• Source text:
Operating in a carbon constrained world

Phylleos empowers clients to envision their sustainable futures and flatten emissions curves.

Organizational Carbon Exposure

Enterprises have varying levels of awareness of the emissions embedded in their operations, purchases, and supply chains. Phylleos enhances the ability to independently calculate both direct and implicit carbon content. Phylleos offers clients empirically and logically rigorous carbon content analysis that both transparent and defensible, along with the ability to predicting future emissions and explore alternate futures via our simulation systems.

Technological Readiness

What are the implications of technological transition for your organizations strategic platform? How will emerging technologies change the playing field, both in terms of challenges and opportunities, for business leaders and policy makers? In the context of real-world market and regulatory constraints, are emerging technologies beneficial in terms of serving the dual imperatives of economic and environmental sustainability? Are they economically viable, nor or in the future? How does public policy need to adapt to enhance their viability? Phylleos’ can help you analyze an unlimited array of scenarios, helping you better understand new and emerging technologies and what is required for them to succeed.

Carbon Content of Supply Chains

Standard life cycle analysis involves the estimation of carbon emissions in supply chains, including scope 1, 2, and 3 emissions.

Phylleos goes further, leveraging a wider array of traditional and non-traditional data sources and powerful in-house analytical and simulation methods to help clients better understand the direct and implicit carbon content in supply chains down to the final products produced.

The Phylleos approach is built on a comprehensive exploitation of information. To better understand both the implications of human activity for climate change and the opportunities for action, we draw on the connections between the economic, policy, energy, technology, and environmental spheres. Where data is scarce, we leverage related information and apply our cutting-edge analytical methods to bridge gaps and increase detail. And we are continually developing new and more powerful ways to help you build deeper knowledge and reduce uncertainty.

We understand that coal-fired electricity emissions begin with the technology of coal combustion furnaces. But we also know that a dollar’s-worth of coal-fired electricity sold to customers includes embedded emissions from fossil-fuel powered vehicles used at the plant, the gas combusted to heat the staff lunch-room in winter, the emissions from road, rail and water transportation that delivered the coal, and even from the deforestation that supplied wood to the manufacturer of pencils used in the office.

We combine direct, observational information about emissions with data on economic flows, production technology, and supply chains to build a more comprehensive picture of Scope 1, 2, and 3 emissions.

• Information shown:
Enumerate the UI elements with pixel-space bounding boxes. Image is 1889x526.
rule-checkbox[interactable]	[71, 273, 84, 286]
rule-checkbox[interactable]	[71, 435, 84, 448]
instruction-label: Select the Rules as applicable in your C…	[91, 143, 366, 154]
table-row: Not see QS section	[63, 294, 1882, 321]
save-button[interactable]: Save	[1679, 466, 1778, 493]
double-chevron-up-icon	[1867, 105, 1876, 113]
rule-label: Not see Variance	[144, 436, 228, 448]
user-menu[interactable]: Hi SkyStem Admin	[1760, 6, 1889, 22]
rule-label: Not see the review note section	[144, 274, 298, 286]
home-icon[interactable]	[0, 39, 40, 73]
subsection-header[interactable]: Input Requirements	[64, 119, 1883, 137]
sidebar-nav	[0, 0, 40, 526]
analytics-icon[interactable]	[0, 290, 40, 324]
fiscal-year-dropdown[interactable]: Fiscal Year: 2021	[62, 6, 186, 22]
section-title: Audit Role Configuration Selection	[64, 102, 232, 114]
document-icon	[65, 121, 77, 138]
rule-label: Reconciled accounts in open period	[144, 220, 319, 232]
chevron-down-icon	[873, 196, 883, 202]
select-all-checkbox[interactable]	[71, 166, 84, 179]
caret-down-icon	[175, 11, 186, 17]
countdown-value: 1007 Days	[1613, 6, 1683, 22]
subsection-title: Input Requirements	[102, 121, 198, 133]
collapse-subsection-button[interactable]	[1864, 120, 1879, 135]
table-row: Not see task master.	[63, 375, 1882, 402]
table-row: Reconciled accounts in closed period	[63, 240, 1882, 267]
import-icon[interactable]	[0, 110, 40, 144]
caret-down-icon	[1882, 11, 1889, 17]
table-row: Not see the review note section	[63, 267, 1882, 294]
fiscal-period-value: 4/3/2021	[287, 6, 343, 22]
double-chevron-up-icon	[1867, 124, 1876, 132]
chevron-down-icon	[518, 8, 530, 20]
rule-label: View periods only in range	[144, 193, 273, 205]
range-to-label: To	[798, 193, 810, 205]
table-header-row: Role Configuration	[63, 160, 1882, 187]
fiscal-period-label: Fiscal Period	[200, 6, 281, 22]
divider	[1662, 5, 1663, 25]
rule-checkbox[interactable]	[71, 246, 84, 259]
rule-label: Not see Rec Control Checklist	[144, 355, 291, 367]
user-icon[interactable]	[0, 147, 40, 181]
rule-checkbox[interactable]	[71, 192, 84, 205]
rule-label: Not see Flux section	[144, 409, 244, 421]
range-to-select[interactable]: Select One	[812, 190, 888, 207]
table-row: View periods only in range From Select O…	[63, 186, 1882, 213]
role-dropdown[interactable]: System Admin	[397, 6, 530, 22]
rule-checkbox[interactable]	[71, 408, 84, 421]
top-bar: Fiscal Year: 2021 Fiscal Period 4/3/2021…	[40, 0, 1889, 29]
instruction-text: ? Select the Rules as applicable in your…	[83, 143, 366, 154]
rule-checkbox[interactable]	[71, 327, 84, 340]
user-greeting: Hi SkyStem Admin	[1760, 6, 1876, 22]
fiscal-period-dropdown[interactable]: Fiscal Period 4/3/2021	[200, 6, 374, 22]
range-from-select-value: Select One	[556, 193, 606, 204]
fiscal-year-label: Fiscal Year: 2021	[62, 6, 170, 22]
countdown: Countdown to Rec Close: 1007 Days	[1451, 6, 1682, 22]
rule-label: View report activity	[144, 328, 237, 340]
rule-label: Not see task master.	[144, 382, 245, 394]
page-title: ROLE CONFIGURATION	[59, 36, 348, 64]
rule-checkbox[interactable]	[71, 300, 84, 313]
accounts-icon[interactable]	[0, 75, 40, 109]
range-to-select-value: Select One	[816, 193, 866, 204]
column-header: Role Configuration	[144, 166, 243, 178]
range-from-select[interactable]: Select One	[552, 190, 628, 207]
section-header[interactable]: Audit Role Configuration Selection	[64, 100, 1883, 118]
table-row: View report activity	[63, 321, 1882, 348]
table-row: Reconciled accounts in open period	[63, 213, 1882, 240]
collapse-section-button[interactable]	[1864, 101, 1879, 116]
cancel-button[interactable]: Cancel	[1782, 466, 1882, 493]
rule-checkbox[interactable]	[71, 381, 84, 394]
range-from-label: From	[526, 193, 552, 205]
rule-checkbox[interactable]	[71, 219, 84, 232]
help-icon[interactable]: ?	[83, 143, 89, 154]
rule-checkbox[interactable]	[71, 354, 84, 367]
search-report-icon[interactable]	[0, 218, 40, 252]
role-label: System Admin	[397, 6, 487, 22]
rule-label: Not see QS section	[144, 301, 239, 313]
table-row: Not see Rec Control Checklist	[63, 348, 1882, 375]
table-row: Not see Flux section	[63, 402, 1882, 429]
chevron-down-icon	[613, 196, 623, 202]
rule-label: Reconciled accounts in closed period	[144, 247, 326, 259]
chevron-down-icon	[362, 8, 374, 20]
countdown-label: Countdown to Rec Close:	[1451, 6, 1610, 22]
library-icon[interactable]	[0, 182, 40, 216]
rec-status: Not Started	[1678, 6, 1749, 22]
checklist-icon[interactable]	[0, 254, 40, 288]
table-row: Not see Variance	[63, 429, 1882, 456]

• Task set:
1 – Edit the passage of the Phylleos text starting at "What are the" and ending at "including scope 1, 2, and 3 emissions." so that "policy makers" becomes "regulators", and give the edited passage in full.
2 – In the Phylleos text, which scopes of emissions does standard life cycle analysis estimate in supply chains?

• Solutions to each task:
1 –
What are the implications of technological transition for your organizations strategic platform? How will emerging technologies change the playing field, both in terms of challenges and opportunities, for business leaders and regulators? In the context of real-world market and regulatory constraints, are emerging technologies beneficial in terms of serving the dual imperatives of economic and environmental sustainability? Are they economically viable, nor or in the future? How does public policy need to adapt to enhance their viability? Phylleos’ can help you analyze an unlimited array of scenarios, helping you better understand new and emerging technologies and what is required for them to succeed.

Carbon Content of Supply Chains

Standard life cycle analysis involves the estimation of carbon emissions in supply chains, including scope 1, 2, and 3 emissions.

2 – Scope 1, 2, and 3 emissions.